- The task -
Report the count of lines that carry the string "OCLx", and add nothing.

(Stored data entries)
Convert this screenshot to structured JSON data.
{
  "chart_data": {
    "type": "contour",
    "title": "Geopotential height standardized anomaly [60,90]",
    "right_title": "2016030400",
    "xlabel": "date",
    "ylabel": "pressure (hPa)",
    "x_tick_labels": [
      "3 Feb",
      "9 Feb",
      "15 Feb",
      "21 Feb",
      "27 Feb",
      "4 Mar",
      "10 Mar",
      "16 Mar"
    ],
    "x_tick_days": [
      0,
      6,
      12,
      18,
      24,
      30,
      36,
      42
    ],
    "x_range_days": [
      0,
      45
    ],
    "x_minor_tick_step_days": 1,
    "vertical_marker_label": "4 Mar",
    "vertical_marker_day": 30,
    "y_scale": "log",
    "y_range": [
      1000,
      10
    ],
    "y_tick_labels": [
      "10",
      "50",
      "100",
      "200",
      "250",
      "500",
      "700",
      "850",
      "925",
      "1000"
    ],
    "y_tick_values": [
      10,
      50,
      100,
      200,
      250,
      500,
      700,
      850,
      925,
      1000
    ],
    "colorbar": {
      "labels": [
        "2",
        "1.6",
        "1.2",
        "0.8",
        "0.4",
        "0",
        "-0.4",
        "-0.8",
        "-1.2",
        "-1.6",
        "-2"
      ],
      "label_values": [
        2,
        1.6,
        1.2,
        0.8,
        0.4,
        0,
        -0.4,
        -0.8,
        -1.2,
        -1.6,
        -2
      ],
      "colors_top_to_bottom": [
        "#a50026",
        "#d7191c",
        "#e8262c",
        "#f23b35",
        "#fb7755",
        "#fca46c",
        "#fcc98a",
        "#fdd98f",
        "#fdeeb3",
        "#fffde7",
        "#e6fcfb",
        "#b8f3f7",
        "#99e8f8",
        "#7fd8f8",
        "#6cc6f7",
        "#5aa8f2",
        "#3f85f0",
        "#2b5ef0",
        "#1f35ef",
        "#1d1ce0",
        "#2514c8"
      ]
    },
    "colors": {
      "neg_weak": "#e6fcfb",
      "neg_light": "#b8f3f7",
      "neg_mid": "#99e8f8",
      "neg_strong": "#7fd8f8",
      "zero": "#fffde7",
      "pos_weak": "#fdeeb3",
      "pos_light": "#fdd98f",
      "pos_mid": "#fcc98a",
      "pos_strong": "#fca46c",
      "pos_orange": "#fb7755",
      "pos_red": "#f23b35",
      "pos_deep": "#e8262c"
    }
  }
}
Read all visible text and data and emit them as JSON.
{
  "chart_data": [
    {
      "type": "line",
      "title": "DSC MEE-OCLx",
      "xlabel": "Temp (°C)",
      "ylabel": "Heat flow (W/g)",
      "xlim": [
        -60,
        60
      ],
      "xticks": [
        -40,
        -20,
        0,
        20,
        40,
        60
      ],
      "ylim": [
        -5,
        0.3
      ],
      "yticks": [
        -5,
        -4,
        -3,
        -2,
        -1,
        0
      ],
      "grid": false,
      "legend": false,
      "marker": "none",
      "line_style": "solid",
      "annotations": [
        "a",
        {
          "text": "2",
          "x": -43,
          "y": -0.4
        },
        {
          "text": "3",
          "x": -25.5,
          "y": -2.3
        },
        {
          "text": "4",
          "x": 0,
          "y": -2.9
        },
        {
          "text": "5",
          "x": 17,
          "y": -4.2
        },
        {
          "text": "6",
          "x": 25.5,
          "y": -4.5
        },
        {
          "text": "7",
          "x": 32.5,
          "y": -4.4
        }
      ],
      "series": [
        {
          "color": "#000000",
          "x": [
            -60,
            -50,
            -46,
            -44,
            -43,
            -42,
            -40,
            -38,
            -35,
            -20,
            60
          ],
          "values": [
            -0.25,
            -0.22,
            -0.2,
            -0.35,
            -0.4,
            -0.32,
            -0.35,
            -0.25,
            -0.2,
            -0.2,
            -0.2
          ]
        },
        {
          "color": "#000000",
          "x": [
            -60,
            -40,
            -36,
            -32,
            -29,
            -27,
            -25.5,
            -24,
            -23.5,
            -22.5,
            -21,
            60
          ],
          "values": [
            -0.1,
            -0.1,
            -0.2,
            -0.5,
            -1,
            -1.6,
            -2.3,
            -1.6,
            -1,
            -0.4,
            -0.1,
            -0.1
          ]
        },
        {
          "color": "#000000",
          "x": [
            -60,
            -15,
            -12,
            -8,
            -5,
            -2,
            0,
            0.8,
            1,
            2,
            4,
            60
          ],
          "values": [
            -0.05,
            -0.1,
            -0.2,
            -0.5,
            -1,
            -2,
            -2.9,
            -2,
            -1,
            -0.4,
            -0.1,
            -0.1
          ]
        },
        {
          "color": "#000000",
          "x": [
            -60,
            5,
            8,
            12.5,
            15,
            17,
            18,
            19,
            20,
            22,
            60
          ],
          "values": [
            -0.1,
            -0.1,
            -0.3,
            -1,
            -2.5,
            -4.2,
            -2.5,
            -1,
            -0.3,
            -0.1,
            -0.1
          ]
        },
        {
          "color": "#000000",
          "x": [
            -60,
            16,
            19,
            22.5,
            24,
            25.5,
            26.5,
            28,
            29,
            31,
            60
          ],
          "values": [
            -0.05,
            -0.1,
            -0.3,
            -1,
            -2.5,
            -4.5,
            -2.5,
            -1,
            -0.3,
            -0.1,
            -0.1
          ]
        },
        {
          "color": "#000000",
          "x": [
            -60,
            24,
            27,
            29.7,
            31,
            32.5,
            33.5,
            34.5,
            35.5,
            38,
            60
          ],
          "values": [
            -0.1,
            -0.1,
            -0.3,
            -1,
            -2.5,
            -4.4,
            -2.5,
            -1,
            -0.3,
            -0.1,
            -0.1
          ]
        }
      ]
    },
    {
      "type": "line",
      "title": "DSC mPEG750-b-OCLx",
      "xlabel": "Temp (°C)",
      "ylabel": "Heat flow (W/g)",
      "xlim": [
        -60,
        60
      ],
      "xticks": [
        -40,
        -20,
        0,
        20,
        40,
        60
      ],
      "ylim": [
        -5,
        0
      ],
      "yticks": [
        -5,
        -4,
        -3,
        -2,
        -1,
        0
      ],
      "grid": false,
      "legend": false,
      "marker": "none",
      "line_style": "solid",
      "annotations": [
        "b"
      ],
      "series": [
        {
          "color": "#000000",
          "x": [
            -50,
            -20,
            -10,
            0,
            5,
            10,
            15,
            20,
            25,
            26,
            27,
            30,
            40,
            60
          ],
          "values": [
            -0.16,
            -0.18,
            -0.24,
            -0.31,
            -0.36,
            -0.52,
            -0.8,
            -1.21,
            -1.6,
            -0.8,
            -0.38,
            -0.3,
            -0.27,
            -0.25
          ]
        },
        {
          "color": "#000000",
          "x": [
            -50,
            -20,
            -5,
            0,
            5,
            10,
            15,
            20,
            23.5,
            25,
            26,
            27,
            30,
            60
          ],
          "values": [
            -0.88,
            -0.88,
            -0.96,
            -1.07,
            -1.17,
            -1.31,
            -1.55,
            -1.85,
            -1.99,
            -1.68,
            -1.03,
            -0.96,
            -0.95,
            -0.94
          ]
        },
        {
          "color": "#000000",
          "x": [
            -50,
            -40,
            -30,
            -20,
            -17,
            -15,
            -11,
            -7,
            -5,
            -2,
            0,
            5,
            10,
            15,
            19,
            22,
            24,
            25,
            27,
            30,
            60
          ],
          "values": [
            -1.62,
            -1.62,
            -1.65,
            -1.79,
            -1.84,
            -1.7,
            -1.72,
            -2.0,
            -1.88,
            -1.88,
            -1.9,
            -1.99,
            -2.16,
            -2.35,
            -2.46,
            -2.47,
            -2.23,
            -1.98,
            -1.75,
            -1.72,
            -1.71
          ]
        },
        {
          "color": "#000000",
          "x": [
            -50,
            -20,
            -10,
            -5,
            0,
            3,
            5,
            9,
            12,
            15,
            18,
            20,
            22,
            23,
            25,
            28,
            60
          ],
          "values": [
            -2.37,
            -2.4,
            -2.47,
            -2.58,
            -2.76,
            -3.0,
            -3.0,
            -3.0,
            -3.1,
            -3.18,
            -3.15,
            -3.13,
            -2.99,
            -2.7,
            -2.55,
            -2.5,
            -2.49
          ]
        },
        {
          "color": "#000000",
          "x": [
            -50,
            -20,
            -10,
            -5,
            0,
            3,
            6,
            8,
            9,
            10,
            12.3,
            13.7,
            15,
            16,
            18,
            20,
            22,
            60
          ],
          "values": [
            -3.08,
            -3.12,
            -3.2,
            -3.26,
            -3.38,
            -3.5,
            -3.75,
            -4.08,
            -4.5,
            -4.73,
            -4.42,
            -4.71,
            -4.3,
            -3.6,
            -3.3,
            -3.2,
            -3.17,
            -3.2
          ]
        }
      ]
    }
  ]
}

- Final result -
2